> [Extract]:

• • •

Tying the data together

R
Shiny
Data organization
sql
vlookup

Effortless data combine, merge ,and search.

Author

Chris Lee

Published

Aug 2024

Have you ever get tired of typing functions into vlookup? In this post, we will use tidyverse in R to modify, combine, search, and merge several datasets. We will also create a shiny app allowing users to download the organized data.

Background & challenges

Recently, we reviewed our operational costs and found that a significant portion was allocated to credit card processing fees. After thorough research and negotiation, we secured a better deal with a new merchant service provider, saving about $1,500 USD per month and qualifying for next-day funding—a major win for our business.

However, our bookkeeper quickly identified an issue: the new provider’s reporting system is less straightforward. Unlike our previous provider, which offered a comprehensive master report with detailed order and funding information, the new service splits this data into three separate reports: Sales, Transaction, and Funded. To complicate matters, some data points, like order details, are labeled differently across the reports (e.g., order.ifo in Sales versus order_detail in Transaction). Additionally, a single order can have multiple funding references, making it challenging to track everything accurately.

Different column names and multiple funded entries for one order

Actions

To fully benefit from the cost savings and stick with the new provider, I decided to tackle this problem head-on using R and Shiny.

• • •

> [Provided material]:
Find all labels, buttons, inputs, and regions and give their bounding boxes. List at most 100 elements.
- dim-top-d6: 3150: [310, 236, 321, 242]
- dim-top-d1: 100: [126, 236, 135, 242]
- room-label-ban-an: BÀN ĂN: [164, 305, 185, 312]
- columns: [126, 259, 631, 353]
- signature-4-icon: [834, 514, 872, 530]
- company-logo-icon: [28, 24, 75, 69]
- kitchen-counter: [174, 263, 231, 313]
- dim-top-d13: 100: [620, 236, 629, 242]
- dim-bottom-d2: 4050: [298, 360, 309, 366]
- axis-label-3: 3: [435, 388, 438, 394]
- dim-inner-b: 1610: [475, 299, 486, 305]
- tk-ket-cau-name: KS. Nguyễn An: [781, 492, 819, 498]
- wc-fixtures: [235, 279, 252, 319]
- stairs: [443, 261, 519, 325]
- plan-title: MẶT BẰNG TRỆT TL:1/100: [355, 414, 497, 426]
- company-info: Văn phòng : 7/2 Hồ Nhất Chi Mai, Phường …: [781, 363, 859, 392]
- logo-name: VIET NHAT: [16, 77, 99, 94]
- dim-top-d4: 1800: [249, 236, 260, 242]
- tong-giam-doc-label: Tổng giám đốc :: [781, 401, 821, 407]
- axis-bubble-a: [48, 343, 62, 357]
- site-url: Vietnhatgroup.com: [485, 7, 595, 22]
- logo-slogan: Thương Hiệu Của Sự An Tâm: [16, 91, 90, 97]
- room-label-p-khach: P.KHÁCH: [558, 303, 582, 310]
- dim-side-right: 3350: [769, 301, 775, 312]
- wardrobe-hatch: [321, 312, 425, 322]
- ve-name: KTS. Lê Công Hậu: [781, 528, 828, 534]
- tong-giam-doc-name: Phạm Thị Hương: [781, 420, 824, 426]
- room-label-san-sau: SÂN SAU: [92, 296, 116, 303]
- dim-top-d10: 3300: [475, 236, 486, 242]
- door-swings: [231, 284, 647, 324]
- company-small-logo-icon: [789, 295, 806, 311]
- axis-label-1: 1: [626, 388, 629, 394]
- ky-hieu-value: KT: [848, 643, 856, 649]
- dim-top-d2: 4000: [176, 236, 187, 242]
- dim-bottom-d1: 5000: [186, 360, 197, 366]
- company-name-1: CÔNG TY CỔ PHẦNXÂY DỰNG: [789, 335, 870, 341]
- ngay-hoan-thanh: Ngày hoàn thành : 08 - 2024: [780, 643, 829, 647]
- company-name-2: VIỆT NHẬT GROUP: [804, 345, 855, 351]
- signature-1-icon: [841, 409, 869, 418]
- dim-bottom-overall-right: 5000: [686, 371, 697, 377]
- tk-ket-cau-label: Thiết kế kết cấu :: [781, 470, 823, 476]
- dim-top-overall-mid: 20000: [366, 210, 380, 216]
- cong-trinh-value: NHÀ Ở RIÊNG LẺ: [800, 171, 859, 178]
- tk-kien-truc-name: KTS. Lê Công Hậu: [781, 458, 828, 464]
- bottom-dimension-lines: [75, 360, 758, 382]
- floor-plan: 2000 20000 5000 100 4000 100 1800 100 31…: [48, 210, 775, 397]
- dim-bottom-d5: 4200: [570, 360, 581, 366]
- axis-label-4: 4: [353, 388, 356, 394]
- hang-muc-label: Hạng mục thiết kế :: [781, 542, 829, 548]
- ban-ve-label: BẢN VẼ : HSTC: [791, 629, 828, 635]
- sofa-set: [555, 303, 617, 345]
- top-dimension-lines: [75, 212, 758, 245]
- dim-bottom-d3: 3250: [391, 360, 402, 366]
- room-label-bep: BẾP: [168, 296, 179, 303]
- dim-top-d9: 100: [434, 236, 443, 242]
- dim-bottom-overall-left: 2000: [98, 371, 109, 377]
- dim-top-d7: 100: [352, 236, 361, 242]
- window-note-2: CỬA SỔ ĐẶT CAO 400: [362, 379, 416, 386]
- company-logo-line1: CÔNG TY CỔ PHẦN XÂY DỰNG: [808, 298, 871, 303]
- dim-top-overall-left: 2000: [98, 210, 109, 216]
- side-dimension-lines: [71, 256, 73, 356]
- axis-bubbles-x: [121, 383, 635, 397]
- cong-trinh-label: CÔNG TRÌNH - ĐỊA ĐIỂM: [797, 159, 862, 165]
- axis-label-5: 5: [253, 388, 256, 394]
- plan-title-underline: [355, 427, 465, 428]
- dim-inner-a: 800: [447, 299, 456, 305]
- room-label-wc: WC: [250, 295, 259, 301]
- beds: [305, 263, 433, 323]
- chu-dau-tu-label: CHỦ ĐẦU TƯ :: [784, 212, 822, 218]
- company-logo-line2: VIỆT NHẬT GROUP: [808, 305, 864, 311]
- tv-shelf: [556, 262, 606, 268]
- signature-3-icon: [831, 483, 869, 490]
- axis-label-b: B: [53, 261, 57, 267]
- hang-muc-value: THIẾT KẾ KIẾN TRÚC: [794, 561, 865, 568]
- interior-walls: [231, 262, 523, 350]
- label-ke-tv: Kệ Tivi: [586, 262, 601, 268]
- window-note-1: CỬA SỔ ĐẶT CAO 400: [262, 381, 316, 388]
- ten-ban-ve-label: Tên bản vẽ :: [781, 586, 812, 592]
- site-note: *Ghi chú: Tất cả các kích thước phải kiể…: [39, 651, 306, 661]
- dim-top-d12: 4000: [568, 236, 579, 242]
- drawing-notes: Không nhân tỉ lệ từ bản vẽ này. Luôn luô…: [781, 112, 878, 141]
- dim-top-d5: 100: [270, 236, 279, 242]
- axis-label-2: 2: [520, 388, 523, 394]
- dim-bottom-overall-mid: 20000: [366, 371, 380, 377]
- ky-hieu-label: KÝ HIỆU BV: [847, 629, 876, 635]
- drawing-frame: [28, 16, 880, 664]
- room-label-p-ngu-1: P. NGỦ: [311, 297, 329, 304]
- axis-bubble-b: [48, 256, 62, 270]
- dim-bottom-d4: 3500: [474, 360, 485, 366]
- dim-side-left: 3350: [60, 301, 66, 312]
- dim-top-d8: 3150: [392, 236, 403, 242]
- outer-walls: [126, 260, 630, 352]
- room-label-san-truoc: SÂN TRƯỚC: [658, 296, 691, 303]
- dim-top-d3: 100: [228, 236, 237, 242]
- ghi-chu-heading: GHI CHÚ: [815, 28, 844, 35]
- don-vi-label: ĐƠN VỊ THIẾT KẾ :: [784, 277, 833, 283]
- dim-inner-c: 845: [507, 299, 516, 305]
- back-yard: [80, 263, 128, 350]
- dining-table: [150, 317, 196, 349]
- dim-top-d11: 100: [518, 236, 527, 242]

• • •

> [Goals]:
1. In the post above about tying the data together, how much does the new merchant service provider save each month?
2. From the post above about tying the data together, extract the part that opens with the words containing "Have you ever" and closes with "for our business.".

> [Worked answers]:
1. About $1,500 USD per month.

2.
Have you ever get tired of typing functions into vlookup? In this post, we will use tidyverse in R to modify, combine, search, and merge several datasets. We will also create a shiny app allowing users to download the organized data.

Background & challenges

Recently, we reviewed our operational costs and found that a significant portion was allocated to credit card processing fees. After thorough research and negotiation, we secured a better deal with a new merchant service provider, saving about $1,500 USD per month and qualifying for next-day funding—a major win for our business.